Goal:
Copy, from the entries below, each line in which the string "object" appears.

Stored data:

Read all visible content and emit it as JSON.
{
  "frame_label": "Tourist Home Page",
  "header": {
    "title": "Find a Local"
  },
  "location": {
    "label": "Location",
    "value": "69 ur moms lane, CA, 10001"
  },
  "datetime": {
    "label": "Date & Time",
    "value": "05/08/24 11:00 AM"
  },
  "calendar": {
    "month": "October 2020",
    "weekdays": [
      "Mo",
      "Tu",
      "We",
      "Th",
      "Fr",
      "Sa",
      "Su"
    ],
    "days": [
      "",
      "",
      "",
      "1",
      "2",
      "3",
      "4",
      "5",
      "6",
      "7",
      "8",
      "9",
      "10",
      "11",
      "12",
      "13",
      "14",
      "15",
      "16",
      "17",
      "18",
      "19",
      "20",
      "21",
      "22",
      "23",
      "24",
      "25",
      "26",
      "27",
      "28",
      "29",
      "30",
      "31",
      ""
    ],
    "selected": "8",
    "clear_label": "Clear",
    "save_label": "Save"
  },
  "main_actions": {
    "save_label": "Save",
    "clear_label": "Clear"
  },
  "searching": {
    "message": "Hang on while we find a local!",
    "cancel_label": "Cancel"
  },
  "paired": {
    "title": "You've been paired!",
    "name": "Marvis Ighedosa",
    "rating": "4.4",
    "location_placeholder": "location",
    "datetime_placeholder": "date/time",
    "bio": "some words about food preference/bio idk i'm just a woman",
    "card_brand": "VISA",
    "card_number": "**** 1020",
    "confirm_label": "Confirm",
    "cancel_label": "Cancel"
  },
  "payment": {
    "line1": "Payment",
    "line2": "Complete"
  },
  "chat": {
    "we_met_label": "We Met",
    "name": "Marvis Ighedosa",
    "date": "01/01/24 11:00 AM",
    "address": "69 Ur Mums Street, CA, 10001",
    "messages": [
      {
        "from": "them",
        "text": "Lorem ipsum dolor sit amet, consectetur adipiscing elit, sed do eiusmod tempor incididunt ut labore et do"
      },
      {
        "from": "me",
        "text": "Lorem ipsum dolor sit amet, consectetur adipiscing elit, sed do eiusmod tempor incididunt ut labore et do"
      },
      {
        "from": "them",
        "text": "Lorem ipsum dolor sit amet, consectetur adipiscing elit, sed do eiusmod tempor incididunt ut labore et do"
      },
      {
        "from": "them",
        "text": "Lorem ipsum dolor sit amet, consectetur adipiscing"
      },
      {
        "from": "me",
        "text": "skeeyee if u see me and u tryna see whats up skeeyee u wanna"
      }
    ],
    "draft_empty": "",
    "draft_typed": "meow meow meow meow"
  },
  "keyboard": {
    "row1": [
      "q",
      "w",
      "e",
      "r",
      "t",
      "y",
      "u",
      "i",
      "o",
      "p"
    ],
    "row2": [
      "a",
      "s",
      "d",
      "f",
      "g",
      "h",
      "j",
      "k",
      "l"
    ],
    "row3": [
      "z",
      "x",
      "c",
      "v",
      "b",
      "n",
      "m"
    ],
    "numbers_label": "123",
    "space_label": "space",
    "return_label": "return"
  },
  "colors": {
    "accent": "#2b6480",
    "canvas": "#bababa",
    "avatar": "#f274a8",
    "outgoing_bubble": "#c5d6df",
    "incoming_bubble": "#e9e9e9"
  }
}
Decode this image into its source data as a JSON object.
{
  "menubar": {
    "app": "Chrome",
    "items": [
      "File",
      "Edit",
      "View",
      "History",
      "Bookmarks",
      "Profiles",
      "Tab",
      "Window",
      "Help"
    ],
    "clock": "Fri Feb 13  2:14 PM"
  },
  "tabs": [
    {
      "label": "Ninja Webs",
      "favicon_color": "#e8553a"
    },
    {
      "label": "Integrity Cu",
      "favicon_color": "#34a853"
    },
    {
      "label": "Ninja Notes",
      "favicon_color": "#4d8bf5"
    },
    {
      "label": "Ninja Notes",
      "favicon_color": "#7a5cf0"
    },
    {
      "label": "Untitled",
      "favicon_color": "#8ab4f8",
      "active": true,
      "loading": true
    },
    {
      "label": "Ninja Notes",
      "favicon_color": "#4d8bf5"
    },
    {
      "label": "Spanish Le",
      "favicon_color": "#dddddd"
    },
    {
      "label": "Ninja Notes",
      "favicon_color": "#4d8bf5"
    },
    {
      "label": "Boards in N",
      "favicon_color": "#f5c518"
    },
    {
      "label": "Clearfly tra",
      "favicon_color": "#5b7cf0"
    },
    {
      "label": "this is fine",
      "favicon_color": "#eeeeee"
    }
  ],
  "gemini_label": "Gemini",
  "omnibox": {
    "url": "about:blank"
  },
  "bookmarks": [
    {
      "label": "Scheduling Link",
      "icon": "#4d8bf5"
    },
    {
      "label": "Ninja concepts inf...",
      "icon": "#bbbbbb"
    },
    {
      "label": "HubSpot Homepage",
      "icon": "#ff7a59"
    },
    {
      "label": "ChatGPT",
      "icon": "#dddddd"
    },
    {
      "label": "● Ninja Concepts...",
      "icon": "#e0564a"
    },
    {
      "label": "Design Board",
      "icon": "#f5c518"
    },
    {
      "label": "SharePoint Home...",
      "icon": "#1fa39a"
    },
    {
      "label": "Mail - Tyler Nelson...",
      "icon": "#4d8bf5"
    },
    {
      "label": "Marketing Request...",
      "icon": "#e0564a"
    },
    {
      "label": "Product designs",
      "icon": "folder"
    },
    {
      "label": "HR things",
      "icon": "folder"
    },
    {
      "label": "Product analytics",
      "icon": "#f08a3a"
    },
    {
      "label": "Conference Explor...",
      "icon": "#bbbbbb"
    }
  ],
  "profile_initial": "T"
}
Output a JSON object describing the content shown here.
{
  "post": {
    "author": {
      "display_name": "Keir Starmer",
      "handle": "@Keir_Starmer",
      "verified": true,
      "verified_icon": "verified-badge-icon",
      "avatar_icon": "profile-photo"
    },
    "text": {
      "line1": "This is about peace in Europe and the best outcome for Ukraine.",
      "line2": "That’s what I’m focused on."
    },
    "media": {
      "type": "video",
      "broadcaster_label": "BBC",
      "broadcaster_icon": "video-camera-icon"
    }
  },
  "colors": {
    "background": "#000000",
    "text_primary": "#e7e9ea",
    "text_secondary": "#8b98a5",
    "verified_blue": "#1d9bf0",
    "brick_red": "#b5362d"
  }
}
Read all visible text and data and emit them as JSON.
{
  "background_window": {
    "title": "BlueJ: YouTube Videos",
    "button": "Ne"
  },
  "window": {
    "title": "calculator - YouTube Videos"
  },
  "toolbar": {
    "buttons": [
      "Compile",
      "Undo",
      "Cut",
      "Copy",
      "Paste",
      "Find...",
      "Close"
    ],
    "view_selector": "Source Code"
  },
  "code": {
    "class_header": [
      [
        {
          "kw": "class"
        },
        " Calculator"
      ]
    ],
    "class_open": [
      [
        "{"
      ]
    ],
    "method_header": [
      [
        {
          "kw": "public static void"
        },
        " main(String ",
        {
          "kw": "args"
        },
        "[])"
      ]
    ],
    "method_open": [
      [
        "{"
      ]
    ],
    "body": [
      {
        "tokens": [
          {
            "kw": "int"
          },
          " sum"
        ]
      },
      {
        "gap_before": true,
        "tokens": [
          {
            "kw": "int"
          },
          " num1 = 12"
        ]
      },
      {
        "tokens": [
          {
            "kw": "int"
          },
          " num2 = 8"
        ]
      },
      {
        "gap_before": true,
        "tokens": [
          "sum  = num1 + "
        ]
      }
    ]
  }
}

Exercise output:
Decode this image into its source data as a JSON object.
Output a JSON object describing the content shown here.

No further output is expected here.